CONSEGNE DELL'ESERCIZIO
1. Trascrivi dal brano sul Miserere di Vico del Gargano la parte che si apre con le parole contenenti "Il primo verso" e si chiude con "questo primo verso.".
2. Secondo il brano sul Miserere di Vico del Gargano, di che colore è la cintura della confraternita della Misericordia?
3. Prosegui il brano sul Miserere di Vico del Gargano a partire dalla sua ultima frase.

BRANO PROPOSTO
:::
Miserere mei deus,

secundum magnam, misericordiam tua.

Il primo verso del salmo 51 ha per me e per tutti i vichesi, uno speciale affetto.
Ricordo le prime lezioni di approccio al latino, in terza media, dove la professoressa costruì le fondamenta per la didattica Latina liceale proprio da questo primo verso.
Il giorno del venerdì Santo, a Vico del Gargano, tutto ruota attorno a questo salmo. Il canto dei confratelli si eleva e si espande per le strade del paese. Un canto polifonico, unico al mondo, tramandato nei secoli di padre in figlio.
Con la mia mano in quella di mio nonno, seguivo gli omoni vestiti di bianco che gonfiavano il petto, nella loro fierezza e passione i quali continuamente intonavano il Miserere. Oggi, come allora, i confratelli si dividono in cinque confraternite, tutte indossano una corona di spine, ma quel giorno, non ci sono mantelle colorate a gridare la loro appartenenza, bensì le cinture.
Una cinta di cuoio nero è il simbolo della confraternita dei cinturati di sant Agostino e Santa Monica, della chiesa di San Giuseppe, bianco è il colore di San Nicola, Rossa quello della Misericordia, marrone quello della confraternita della morte, della chiesa del Purgatorio. Solo i carmelitani scalzi, della chiesa del Carmine, mantengono la loro divisa, il saio francescano. Quest’ultima confraternita nelle processioni del mattino, sfila con cinque statue di Gesù rappresentanti le fasi della passione.
:::
RIGHE MEMORIZZATE
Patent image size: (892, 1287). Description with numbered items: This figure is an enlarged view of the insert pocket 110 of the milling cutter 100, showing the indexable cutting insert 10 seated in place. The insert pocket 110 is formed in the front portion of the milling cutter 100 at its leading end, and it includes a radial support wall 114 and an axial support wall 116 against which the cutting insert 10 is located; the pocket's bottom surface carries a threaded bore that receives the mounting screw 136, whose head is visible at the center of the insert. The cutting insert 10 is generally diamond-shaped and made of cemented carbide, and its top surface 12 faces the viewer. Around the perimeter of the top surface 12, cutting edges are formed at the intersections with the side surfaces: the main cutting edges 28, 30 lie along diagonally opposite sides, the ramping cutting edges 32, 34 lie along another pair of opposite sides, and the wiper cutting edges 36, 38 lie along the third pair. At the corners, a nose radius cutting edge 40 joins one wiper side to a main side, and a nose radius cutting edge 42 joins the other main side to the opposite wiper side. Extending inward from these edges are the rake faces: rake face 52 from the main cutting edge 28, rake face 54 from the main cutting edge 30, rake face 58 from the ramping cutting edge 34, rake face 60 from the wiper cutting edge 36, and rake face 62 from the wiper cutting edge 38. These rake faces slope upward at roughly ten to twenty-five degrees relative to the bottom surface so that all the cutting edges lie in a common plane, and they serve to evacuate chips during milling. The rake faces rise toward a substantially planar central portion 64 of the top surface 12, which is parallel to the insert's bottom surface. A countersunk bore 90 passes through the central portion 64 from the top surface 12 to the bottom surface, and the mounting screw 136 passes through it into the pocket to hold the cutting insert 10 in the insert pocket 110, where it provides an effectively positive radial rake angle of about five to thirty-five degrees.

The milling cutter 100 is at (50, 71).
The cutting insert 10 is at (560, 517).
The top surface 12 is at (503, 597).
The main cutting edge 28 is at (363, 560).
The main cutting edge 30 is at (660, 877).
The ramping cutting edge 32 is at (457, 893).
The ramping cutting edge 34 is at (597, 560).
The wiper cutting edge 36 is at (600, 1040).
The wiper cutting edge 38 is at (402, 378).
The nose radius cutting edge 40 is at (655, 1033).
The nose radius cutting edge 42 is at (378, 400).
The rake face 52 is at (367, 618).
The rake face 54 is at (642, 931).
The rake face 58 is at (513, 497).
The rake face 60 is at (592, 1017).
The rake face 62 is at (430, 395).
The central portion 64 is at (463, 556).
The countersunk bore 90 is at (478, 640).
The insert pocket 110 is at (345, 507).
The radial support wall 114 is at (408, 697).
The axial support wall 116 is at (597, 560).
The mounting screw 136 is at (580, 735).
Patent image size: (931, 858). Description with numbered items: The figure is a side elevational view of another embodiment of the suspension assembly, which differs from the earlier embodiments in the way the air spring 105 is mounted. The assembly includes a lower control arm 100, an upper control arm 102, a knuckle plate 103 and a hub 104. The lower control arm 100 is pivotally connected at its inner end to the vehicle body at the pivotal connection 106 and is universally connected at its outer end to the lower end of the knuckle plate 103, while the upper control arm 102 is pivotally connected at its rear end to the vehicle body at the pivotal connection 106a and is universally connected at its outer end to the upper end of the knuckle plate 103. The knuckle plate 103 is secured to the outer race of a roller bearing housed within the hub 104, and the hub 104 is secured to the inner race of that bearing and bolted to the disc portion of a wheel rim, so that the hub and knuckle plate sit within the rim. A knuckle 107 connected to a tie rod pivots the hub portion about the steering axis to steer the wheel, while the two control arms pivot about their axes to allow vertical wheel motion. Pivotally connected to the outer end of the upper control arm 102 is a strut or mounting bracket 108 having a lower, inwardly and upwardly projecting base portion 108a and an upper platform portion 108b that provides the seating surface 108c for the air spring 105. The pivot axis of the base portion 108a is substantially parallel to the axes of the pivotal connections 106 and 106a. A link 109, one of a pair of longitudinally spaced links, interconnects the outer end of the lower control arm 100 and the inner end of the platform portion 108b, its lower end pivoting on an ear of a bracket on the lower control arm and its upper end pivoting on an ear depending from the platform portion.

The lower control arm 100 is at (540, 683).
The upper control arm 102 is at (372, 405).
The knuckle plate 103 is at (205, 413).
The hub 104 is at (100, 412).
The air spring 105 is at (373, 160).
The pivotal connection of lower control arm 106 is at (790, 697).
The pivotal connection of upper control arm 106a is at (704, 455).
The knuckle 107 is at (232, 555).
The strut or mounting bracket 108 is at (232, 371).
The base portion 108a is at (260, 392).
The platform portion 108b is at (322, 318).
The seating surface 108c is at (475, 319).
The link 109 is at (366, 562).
:::
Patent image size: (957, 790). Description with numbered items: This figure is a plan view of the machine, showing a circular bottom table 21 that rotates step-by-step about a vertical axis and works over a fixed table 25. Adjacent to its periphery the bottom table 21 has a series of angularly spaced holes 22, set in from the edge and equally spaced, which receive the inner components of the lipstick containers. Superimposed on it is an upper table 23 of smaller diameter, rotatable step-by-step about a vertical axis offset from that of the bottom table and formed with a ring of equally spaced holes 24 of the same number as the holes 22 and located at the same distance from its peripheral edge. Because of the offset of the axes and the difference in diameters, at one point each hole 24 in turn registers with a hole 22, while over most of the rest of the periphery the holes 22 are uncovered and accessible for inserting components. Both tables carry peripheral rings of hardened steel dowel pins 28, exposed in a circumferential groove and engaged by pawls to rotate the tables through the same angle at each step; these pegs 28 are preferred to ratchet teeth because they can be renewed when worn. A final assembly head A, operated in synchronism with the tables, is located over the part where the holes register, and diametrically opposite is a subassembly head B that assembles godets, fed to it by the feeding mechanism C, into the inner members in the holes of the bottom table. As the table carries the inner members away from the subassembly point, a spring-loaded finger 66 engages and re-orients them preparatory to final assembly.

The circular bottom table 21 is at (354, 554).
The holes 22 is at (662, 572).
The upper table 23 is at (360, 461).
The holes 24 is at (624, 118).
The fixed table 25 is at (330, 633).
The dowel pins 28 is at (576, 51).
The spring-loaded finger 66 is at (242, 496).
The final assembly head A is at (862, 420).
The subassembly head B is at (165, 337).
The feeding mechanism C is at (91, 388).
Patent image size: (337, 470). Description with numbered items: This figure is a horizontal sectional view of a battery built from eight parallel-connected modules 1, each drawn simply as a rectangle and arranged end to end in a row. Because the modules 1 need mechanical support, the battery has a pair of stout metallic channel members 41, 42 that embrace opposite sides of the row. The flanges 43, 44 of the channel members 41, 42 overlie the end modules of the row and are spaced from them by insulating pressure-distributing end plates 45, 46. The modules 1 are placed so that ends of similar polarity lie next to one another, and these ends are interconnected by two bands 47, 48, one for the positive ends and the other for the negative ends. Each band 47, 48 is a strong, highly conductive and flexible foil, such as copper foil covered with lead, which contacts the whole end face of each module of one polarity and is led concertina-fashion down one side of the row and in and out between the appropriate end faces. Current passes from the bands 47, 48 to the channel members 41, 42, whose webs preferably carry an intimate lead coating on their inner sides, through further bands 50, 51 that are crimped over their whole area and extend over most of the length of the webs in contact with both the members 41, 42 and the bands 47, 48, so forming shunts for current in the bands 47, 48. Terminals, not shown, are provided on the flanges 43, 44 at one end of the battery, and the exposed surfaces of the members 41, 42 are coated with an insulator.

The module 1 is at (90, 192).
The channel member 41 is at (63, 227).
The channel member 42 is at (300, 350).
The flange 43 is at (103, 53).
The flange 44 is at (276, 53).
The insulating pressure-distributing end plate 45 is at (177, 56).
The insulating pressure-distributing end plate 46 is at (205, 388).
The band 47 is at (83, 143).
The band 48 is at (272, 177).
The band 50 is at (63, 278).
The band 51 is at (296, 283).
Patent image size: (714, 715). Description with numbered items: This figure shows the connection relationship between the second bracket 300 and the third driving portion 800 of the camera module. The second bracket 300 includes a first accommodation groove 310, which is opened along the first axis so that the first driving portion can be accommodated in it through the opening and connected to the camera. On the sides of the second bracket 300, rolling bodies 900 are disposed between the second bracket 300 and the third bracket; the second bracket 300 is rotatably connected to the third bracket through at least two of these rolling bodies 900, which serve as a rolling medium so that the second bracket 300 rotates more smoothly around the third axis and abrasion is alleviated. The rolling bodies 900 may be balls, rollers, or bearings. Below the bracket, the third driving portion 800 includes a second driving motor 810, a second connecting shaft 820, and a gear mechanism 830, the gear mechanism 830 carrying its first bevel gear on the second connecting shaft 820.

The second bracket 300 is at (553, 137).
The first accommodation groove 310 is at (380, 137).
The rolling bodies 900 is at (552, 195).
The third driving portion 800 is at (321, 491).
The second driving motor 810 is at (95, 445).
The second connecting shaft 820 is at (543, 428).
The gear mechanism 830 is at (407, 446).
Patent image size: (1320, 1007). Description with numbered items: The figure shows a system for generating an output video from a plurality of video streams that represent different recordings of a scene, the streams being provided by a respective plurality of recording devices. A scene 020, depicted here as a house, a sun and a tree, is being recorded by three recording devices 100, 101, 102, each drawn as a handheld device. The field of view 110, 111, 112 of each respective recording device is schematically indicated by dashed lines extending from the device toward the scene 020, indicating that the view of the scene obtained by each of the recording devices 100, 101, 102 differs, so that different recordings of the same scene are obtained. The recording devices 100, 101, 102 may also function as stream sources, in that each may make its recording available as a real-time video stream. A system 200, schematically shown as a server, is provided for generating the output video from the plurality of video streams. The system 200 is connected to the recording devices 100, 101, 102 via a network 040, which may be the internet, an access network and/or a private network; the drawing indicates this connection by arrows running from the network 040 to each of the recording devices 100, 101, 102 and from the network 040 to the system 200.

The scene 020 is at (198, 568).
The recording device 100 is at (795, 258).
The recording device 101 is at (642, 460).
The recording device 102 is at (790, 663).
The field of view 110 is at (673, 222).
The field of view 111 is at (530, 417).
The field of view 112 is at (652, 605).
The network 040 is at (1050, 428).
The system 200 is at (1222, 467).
:::
RISPOSTE FORNITE
1.
Il primo verso del salmo 51 ha per me e per tutti i vichesi, uno speciale affetto.
Ricordo le prime lezioni di approccio al latino, in terza media, dove la professoressa costruì le fondamenta per la didattica Latina liceale proprio da questo primo verso.

2. La cintura della confraternita della Misericordia è rossa.

3.
Tutte le altre sfilano, con le statue lignee del Cristo morto e di Maria addolorata che piange suo figlio. La suggestione dei riti è tutta da vivere. Seguire il tutto passo passo, addentrandosi nelle viscere della nostra tradizione cittadina è un’esperienza unica.
Non proprio penitente era, ed è,  il pranzo: troccoli (‘ntroccl) al sugo di seppia e seppie ripiene. Non si scappava. Il venerdì santo a Vico è obbligatorio questo menú e per le strade del paese non ci si saluta con un ciao, ma bensì con una recensione del pasto appena consumato.
Alle 15 del pomeriggio, con la pancia piena, nella chiesa del Purgatorio, si celebra uno dei riti più suggestivi, dove, accompagnati dall’organo, le migliori voci delle 5 confraternite cantano le cinque parole di Gesù sulla croce. Musica celestiale e sofferta si mischia alle voci dei tenori e del coro.
La processione serale, poi è unica. Tutte le confraternite sfilano insieme, sempre intonando il Miserere, si porta in processione la statua lignea settecentesca del Cristo morto della chiesa di San Giuseppe e la Madonna Addolorata della chiesa Madre. Si sfila tutti insieme, per le strade del paese arrivando al Calvario, simboleggiato dalla collinetta in zona Carmine.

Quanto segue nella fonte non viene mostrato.